# START OF DATA EXTRACT
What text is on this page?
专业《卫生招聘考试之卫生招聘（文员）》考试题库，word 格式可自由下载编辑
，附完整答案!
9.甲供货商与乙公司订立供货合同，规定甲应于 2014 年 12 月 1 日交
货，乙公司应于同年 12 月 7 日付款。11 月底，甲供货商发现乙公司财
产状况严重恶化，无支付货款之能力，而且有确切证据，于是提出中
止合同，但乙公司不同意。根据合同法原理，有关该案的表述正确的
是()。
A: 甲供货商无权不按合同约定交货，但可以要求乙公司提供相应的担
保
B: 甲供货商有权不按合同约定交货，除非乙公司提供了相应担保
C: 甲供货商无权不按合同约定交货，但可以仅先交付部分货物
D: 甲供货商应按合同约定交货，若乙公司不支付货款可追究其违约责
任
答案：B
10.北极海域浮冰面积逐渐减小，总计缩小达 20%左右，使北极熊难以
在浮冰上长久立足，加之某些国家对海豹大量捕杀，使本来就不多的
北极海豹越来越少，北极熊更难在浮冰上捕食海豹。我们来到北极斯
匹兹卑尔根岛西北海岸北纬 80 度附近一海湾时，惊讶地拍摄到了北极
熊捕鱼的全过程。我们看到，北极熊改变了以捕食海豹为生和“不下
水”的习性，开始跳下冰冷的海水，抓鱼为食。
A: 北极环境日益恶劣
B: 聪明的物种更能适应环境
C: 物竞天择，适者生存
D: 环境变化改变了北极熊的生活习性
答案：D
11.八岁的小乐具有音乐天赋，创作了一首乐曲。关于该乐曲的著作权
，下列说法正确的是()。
# END OF DATA EXTRACT
**STATED PROBLEM:**
Give back only a number, the number of lines where the string "甲供货商无权不按合同约定交货" occurs.

**REPLY:**
2